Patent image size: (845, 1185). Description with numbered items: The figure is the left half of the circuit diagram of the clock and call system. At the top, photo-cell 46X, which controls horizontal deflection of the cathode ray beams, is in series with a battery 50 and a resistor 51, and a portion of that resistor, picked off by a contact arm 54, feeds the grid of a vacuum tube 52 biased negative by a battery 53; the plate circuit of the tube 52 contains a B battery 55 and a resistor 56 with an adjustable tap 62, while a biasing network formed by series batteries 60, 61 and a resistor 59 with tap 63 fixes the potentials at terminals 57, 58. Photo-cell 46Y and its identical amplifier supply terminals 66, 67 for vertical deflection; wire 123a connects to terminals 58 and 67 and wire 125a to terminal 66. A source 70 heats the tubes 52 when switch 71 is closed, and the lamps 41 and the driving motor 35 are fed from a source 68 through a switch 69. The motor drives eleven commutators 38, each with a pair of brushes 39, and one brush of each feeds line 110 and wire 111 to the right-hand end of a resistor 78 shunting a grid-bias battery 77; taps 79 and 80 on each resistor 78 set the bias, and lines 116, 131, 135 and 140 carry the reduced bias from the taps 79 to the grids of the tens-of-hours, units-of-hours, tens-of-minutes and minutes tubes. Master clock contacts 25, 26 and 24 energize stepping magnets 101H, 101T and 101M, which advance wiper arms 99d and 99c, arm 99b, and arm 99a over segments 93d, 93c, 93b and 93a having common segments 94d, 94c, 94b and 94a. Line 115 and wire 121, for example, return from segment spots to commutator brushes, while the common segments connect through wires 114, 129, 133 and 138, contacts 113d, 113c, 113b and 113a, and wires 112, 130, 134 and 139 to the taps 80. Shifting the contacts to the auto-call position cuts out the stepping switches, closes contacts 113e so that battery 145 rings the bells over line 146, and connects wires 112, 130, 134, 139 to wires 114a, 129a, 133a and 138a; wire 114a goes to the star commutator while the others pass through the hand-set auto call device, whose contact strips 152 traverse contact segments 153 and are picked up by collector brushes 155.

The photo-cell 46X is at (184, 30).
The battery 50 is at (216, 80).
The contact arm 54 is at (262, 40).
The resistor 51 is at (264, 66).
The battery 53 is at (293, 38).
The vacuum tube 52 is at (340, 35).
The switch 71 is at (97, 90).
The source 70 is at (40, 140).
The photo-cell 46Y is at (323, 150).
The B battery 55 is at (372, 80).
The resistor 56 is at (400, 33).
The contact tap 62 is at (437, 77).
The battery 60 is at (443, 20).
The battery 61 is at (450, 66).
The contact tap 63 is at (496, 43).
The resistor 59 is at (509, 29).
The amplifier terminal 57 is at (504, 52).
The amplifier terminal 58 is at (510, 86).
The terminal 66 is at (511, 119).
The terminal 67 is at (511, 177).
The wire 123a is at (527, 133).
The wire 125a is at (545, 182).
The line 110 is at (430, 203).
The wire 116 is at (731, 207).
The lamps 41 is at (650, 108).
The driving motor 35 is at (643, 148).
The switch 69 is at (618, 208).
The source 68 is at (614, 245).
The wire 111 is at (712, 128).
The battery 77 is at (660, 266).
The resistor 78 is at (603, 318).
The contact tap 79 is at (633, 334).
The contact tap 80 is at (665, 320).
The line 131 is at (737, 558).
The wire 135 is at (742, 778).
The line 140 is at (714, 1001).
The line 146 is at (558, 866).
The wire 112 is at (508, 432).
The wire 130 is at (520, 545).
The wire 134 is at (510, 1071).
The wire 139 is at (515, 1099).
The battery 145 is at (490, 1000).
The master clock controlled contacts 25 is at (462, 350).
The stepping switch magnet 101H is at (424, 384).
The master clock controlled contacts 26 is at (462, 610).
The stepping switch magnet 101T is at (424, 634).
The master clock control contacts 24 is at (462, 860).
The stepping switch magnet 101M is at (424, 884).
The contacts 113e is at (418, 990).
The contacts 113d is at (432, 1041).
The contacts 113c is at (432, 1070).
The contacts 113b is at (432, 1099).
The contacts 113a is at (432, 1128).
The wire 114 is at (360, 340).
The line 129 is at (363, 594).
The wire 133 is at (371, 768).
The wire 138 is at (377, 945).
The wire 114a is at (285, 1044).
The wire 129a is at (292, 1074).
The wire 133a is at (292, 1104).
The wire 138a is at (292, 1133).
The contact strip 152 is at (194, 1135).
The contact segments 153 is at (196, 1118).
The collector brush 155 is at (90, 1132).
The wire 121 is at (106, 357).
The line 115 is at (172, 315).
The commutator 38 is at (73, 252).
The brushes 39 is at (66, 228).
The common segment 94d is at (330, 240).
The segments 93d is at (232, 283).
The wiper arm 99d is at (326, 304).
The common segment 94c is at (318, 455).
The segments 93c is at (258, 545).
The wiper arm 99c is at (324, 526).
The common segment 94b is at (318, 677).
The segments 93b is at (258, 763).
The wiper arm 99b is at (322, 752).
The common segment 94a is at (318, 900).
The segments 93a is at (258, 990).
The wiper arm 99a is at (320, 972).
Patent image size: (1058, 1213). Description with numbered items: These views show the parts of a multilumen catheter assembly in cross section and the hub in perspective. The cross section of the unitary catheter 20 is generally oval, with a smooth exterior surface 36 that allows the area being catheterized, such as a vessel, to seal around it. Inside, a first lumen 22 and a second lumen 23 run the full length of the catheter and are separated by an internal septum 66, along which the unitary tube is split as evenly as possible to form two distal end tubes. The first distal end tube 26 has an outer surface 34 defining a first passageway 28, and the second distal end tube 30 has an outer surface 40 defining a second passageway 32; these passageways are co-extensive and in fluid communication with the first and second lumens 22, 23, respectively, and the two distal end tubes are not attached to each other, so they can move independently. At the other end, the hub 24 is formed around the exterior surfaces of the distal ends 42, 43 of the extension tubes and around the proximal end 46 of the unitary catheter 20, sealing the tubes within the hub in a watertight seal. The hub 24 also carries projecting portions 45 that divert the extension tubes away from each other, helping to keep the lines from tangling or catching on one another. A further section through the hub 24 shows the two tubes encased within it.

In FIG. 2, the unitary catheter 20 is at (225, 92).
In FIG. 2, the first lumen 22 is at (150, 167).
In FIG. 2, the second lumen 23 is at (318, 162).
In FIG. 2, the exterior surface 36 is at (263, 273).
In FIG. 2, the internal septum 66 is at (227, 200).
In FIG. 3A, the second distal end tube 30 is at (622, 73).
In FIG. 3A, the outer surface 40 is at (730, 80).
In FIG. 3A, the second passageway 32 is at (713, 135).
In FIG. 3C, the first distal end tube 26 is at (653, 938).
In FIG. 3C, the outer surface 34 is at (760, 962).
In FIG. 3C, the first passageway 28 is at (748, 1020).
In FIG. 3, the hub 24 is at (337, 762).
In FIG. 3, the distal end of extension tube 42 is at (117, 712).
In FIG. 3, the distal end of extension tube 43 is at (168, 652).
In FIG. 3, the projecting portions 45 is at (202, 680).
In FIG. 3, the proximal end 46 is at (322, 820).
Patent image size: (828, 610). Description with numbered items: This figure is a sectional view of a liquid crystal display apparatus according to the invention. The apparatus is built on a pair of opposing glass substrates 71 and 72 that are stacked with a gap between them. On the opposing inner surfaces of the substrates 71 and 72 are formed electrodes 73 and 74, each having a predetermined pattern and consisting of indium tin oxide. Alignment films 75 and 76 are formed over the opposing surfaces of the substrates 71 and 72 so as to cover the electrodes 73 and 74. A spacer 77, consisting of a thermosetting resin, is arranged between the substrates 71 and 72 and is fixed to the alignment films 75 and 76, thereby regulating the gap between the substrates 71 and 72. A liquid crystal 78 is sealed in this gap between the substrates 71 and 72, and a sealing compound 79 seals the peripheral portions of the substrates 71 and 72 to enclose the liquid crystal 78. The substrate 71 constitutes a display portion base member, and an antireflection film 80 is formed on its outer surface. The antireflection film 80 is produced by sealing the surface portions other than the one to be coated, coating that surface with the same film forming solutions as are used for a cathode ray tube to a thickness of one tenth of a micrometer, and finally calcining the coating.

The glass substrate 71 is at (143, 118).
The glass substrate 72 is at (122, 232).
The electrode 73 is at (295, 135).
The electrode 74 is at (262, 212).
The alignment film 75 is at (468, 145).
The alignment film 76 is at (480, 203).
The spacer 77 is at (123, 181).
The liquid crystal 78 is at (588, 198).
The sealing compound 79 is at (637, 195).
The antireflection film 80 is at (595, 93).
-*-
WHAT NEEDS TO BE DONE:
Reproduce the lines from the line with "Patent image size: (1058, 1213)." to the line with "In FIG. 3C, the outer", substituting "multi-lumen" for "multilumen" and leaving everything else unchanged.

ANSWER TO THIS EXERCISE:
Patent image size: (1058, 1213). Description with numbered items: These views show the parts of a multi-lumen catheter assembly in cross section and the hub in perspective. The cross section of the unitary catheter 20 is generally oval, with a smooth exterior surface 36 that allows the area being catheterized, such as a vessel, to seal around it. Inside, a first lumen 22 and a second lumen 23 run the full length of the catheter and are separated by an internal septum 66, along which the unitary tube is split as evenly as possible to form two distal end tubes. The first distal end tube 26 has an outer surface 34 defining a first passageway 28, and the second distal end tube 30 has an outer surface 40 defining a second passageway 32; these passageways are co-extensive and in fluid communication with the first and second lumens 22, 23, respectively, and the two distal end tubes are not attached to each other, so they can move independently. At the other end, the hub 24 is formed around the exterior surfaces of the distal ends 42, 43 of the extension tubes and around the proximal end 46 of the unitary catheter 20, sealing the tubes within the hub in a watertight seal. The hub 24 also carries projecting portions 45 that divert the extension tubes away from each other, helping to keep the lines from tangling or catching on one another. A further section through the hub 24 shows the two tubes encased within it.

In FIG. 2, the unitary catheter 20 is at (225, 92).
In FIG. 2, the first lumen 22 is at (150, 167).
In FIG. 2, the second lumen 23 is at (318, 162).
In FIG. 2, the exterior surface 36 is at (263, 273).
In FIG. 2, the internal septum 66 is at (227, 200).
In FIG. 3A, the second distal end tube 30 is at (622, 73).
In FIG. 3A, the outer surface 40 is at (730, 80).
In FIG. 3A, the second passageway 32 is at (713, 135).
In FIG. 3C, the first distal end tube 26 is at (653, 938).
In FIG. 3C, the outer surface 34 is at (760, 962).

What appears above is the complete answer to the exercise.